[Task to complete] Take each line containing the word "开工日期" and copy it.

↓↓↓

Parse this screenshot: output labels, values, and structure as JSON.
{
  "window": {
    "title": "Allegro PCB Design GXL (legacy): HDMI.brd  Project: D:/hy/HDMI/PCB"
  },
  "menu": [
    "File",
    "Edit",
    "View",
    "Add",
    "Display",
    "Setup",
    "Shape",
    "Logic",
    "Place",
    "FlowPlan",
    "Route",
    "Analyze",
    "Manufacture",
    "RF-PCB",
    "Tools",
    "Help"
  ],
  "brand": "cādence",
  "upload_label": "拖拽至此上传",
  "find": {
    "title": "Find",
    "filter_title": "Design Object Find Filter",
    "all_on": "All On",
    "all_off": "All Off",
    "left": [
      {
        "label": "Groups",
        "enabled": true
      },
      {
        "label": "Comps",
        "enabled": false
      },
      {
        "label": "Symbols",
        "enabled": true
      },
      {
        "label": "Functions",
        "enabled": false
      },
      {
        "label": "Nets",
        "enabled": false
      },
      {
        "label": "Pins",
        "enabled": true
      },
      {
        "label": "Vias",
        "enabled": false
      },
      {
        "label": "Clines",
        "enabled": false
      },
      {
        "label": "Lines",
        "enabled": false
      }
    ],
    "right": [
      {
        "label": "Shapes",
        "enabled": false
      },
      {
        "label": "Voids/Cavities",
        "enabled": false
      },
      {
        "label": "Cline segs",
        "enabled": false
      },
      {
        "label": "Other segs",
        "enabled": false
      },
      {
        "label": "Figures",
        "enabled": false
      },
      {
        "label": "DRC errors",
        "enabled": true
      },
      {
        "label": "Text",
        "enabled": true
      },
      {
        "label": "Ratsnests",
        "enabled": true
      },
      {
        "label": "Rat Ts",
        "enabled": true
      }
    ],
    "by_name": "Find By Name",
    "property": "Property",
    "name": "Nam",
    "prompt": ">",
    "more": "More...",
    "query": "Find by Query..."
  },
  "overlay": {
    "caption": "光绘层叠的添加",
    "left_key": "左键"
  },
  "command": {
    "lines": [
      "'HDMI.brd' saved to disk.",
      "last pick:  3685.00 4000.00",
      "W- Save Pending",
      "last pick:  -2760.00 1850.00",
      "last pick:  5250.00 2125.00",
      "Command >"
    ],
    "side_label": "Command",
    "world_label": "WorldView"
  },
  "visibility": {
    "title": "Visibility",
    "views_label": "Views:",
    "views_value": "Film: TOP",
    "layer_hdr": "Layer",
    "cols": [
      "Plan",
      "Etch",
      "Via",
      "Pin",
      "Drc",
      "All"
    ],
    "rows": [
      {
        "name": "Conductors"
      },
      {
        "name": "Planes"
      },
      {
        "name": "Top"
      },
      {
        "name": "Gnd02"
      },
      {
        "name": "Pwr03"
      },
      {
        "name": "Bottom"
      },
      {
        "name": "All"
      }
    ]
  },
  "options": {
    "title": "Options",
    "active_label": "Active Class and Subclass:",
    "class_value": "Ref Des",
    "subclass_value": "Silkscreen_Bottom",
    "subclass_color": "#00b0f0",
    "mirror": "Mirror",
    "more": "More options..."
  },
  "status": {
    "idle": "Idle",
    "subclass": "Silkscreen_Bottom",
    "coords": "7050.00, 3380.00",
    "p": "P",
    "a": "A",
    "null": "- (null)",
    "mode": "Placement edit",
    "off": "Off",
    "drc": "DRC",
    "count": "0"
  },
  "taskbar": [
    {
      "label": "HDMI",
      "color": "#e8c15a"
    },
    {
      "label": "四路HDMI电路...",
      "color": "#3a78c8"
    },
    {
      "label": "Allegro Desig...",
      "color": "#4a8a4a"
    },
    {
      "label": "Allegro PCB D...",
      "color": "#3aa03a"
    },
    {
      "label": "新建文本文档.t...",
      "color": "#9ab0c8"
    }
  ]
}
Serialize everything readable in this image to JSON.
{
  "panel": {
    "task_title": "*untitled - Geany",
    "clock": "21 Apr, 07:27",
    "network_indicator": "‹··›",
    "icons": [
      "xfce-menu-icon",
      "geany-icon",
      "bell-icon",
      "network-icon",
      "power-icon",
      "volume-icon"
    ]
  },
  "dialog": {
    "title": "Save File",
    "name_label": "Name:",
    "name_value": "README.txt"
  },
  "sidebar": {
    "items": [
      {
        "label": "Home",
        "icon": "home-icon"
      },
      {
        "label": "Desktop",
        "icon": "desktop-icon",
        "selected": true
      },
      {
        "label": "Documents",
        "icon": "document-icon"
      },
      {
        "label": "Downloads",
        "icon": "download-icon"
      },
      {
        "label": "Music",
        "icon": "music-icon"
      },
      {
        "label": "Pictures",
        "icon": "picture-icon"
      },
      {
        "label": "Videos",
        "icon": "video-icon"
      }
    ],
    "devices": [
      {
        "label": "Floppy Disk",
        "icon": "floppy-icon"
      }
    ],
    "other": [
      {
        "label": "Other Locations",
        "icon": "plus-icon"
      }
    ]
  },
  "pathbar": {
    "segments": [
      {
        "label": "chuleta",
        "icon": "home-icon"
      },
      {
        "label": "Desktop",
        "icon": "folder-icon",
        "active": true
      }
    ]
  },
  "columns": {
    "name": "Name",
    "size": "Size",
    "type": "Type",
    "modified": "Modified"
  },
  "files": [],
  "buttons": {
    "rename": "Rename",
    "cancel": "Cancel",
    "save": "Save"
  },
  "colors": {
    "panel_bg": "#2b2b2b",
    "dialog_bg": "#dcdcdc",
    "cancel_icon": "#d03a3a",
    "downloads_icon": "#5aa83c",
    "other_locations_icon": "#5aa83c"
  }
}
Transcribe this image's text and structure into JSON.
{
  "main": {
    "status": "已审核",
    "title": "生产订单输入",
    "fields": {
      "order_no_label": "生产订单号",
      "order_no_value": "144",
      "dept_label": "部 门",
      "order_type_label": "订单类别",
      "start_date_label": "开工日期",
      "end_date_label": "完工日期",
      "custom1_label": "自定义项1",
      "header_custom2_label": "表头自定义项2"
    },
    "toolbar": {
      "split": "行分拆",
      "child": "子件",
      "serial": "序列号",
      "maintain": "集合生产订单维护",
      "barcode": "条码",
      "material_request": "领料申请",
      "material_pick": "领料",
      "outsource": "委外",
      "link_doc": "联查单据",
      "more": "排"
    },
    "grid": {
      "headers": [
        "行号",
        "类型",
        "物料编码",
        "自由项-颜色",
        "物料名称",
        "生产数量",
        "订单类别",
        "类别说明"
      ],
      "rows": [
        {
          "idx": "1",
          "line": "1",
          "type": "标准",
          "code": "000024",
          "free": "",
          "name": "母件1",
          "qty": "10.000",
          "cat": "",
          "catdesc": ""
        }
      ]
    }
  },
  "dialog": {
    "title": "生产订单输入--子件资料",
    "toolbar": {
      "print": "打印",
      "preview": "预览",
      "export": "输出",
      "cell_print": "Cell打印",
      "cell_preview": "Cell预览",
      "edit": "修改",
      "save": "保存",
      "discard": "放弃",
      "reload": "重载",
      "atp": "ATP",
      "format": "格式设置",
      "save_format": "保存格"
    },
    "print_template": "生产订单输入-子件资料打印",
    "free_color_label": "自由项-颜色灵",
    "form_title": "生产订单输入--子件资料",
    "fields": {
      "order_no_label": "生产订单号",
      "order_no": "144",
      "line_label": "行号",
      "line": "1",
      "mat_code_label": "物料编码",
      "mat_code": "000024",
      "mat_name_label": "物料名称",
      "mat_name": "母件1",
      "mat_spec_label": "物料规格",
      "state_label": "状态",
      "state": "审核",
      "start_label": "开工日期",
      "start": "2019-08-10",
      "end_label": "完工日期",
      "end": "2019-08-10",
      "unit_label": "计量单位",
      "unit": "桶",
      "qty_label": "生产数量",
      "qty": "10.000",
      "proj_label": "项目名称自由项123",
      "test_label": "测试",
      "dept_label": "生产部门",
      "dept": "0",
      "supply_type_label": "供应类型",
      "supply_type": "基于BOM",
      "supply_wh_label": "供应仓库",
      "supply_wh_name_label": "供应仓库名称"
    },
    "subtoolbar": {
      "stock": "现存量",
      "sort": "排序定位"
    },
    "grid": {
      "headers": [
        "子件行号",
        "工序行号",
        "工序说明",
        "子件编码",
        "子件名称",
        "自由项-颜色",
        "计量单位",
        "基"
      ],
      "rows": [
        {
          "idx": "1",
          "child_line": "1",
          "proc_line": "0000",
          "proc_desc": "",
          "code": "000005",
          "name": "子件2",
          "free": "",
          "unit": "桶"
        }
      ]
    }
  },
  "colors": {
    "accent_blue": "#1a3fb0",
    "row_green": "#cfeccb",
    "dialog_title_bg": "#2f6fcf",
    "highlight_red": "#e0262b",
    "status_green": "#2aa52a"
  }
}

↑↑↑

[Answer to this problem]
      "start_date_label": "开工日期",
      "start_label": "开工日期",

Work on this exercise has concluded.